+++ Record excerpts +++

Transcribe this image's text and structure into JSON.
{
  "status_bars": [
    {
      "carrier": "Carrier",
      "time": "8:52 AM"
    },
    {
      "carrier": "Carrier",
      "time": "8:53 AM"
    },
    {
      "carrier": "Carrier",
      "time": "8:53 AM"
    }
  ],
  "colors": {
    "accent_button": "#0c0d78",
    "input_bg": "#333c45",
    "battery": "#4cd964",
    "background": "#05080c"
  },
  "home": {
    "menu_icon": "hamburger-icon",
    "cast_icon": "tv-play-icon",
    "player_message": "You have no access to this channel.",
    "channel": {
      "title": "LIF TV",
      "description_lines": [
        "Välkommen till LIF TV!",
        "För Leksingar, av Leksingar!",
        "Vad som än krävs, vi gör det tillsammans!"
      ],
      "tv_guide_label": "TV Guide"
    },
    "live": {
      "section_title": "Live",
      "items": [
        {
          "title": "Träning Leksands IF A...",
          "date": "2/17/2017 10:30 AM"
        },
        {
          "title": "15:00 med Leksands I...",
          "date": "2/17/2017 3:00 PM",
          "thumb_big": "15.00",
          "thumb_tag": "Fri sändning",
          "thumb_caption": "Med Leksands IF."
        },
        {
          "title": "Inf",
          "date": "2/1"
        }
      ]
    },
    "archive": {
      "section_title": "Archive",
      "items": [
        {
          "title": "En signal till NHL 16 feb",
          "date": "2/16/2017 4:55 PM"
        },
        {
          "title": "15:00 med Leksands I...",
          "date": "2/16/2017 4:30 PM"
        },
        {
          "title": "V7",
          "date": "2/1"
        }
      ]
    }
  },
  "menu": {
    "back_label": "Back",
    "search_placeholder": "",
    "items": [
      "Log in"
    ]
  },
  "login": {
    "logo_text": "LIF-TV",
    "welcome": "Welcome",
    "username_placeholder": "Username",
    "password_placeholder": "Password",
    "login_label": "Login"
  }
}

+++

Retype all the material above precisely, with no line left out.

Transcribe this image's text and structure into JSON.
{
  "status_bars": [
    {
      "carrier": "Carrier",
      "time": "8:52 AM"
    },
    {
      "carrier": "Carrier",
      "time": "8:53 AM"
    },
    {
      "carrier": "Carrier",
      "time": "8:53 AM"
    }
  ],
  "colors": {
    "accent_button": "#0c0d78",
    "input_bg": "#333c45",
    "battery": "#4cd964",
    "background": "#05080c"
  },
  "home": {
    "menu_icon": "hamburger-icon",
    "cast_icon": "tv-play-icon",
    "player_message": "You have no access to this channel.",
    "channel": {
      "title": "LIF TV",
      "description_lines": [
        "Välkommen till LIF TV!",
        "För Leksingar, av Leksingar!",
        "Vad som än krävs, vi gör det tillsammans!"
      ],
      "tv_guide_label": "TV Guide"
    },
    "live": {
      "section_title": "Live",
      "items": [
        {
          "title": "Träning Leksands IF A...",
          "date": "2/17/2017 10:30 AM"
        },
        {
          "title": "15:00 med Leksands I...",
          "date": "2/17/2017 3:00 PM",
          "thumb_big": "15.00",
          "thumb_tag": "Fri sändning",
          "thumb_caption": "Med Leksands IF."
        },
        {
          "title": "Inf",
          "date": "2/1"
        }
      ]
    },
    "archive": {
      "section_title": "Archive",
      "items": [
        {
          "title": "En signal till NHL 16 feb",
          "date": "2/16/2017 4:55 PM"
        },
        {
          "title": "15:00 med Leksands I...",
          "date": "2/16/2017 4:30 PM"
        },
        {
          "title": "V7",
          "date": "2/1"
        }
      ]
    }
  },
  "menu": {
    "back_label": "Back",
    "search_placeholder": "",
    "items": [
      "Log in"
    ]
  },
  "login": {
    "logo_text": "LIF-TV",
    "welcome": "Welcome",
    "username_placeholder": "Username",
    "password_placeholder": "Password",
    "login_label": "Login"
  }
}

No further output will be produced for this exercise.